What the exercise asks:
Seek out every line containing the word "mmHg", and copy each.

Dataset records:
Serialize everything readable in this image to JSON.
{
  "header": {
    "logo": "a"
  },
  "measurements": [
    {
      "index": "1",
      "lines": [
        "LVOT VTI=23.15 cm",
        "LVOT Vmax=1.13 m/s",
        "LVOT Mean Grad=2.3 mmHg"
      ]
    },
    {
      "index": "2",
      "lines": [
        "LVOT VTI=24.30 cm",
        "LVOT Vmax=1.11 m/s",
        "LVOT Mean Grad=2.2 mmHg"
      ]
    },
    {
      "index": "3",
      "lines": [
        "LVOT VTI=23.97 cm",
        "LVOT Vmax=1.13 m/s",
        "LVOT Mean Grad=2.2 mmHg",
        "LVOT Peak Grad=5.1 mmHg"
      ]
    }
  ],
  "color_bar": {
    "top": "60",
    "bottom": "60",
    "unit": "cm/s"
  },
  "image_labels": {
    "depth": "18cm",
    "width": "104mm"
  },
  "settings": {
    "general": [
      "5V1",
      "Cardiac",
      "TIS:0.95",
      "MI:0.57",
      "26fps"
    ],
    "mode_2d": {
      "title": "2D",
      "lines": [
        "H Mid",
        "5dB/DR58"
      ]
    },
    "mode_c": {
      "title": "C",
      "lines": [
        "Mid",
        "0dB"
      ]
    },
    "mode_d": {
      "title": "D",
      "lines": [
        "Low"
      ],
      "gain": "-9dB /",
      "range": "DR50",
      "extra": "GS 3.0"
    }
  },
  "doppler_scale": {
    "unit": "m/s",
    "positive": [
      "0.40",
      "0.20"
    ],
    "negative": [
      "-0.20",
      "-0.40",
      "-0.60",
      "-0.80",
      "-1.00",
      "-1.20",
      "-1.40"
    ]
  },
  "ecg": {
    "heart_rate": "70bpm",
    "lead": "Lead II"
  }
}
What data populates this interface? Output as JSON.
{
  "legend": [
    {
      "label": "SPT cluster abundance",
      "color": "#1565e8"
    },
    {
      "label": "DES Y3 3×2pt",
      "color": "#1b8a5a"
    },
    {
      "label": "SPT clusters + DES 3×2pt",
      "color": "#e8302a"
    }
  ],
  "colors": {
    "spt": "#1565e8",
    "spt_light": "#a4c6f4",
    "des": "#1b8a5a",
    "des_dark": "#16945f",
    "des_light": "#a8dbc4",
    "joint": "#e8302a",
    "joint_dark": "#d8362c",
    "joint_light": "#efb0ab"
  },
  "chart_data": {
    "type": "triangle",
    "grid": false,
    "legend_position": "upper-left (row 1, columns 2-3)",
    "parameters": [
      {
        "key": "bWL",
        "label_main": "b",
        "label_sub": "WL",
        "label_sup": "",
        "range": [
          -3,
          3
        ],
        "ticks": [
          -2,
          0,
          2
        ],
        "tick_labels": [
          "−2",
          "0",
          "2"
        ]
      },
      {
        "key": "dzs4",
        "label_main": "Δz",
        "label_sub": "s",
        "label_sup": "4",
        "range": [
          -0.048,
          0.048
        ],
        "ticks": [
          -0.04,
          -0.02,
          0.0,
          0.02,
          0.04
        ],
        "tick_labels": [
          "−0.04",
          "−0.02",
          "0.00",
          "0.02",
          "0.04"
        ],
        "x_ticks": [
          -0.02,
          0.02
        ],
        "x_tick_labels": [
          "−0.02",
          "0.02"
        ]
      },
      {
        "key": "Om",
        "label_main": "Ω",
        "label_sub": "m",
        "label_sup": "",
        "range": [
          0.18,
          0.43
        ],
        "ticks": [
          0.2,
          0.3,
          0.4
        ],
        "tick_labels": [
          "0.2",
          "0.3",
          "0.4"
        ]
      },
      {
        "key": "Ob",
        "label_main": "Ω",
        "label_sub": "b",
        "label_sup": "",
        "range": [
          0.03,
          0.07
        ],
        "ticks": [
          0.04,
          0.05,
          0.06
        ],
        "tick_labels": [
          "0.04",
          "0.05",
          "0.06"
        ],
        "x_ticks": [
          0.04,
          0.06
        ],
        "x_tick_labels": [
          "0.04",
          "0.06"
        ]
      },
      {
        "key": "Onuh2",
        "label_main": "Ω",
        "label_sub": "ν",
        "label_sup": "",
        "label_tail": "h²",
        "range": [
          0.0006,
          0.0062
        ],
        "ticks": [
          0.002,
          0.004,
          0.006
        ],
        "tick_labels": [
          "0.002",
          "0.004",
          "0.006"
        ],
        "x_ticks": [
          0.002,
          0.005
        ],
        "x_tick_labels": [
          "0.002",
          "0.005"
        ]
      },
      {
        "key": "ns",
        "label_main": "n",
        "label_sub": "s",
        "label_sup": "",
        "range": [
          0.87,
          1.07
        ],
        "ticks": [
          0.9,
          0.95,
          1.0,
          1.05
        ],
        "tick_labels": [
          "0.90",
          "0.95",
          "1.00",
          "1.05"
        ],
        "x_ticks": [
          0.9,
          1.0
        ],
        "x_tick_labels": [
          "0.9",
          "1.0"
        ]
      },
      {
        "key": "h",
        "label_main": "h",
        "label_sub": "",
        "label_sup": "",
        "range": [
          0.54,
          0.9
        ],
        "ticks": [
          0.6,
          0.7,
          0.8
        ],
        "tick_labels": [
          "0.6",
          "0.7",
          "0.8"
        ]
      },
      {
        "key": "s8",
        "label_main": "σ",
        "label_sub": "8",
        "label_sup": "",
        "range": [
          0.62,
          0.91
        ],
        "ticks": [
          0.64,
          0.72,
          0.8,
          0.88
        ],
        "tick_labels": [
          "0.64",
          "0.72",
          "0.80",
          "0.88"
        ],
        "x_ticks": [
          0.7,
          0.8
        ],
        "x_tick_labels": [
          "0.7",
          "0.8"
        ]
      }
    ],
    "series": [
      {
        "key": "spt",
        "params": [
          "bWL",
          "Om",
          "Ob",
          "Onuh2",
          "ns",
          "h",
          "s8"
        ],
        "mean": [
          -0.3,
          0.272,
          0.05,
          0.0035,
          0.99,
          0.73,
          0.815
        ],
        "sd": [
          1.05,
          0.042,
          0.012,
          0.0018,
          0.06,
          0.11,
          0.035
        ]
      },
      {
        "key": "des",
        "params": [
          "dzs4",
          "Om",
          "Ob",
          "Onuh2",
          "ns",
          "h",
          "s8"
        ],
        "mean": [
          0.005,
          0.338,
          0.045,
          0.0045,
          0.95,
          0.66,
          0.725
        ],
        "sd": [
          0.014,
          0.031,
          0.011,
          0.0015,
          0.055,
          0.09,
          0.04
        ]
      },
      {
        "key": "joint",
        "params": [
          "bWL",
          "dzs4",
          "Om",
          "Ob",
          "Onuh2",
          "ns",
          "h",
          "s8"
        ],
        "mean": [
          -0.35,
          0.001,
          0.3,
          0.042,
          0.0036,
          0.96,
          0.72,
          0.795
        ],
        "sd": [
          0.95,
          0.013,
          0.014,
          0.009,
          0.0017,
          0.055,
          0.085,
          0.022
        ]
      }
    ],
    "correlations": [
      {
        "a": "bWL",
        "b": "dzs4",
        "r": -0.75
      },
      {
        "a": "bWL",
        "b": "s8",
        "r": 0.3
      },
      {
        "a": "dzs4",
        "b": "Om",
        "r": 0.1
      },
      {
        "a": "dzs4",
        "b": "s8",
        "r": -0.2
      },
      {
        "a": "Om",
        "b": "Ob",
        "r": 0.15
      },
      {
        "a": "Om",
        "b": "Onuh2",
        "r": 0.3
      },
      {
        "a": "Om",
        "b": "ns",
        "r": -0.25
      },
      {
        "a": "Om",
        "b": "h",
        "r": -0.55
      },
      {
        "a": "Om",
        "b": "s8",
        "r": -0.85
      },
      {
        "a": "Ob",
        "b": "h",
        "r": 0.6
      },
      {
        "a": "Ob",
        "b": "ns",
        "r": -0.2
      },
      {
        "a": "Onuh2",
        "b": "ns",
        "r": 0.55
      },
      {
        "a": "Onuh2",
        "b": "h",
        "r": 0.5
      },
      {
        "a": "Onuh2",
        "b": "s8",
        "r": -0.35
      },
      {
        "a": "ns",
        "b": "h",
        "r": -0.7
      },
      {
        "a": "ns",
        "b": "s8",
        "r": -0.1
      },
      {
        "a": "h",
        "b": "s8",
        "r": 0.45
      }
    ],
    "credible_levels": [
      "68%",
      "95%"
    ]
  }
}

Output:
        "LVOT Mean Grad=2.3 mmHg"
        "LVOT Mean Grad=2.2 mmHg"
        "LVOT Mean Grad=2.2 mmHg",
        "LVOT Peak Grad=5.1 mmHg"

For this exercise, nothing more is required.